------ Exercise materials
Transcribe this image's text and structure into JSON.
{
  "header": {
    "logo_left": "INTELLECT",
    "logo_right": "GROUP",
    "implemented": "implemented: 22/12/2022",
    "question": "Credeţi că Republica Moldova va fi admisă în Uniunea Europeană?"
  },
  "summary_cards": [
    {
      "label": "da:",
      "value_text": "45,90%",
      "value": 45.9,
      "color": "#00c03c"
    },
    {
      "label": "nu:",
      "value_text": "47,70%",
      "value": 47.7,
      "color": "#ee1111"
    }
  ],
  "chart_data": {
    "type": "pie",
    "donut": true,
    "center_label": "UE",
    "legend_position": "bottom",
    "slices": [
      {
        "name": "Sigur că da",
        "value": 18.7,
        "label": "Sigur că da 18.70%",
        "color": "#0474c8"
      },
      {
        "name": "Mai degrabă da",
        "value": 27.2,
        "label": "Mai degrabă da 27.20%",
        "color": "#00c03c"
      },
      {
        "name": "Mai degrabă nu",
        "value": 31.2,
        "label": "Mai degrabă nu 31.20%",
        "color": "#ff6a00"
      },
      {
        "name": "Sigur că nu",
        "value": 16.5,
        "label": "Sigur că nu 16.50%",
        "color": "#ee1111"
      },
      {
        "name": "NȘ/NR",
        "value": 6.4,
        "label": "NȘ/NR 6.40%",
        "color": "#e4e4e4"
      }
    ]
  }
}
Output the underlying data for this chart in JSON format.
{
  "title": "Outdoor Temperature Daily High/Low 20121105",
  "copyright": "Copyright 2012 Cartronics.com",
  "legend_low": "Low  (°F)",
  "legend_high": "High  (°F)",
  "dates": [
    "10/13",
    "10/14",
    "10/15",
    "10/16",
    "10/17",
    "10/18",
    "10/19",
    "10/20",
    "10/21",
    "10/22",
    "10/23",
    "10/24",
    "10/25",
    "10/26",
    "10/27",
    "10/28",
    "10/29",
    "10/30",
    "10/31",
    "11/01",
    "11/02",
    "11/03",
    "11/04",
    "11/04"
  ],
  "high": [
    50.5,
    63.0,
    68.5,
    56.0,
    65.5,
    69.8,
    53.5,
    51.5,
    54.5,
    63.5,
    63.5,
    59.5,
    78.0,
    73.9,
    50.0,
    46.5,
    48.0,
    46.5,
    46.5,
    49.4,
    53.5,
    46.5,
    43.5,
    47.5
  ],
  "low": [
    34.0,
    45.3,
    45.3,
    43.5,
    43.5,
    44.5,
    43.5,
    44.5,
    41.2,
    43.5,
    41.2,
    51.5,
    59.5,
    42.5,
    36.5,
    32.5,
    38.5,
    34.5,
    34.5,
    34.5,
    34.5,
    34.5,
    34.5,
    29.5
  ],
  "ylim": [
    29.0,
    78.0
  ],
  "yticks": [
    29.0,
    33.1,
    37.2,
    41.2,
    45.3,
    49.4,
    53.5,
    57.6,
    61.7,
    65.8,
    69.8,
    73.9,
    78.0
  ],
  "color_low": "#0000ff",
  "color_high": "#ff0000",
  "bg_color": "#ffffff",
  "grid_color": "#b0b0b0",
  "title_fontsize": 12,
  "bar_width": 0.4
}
------------
• Work to complete:
Pull out each line of the entries that contains "this".

• Task response:
Transcribe this image's text and structure into JSON.
Output the underlying data for this chart in JSON format.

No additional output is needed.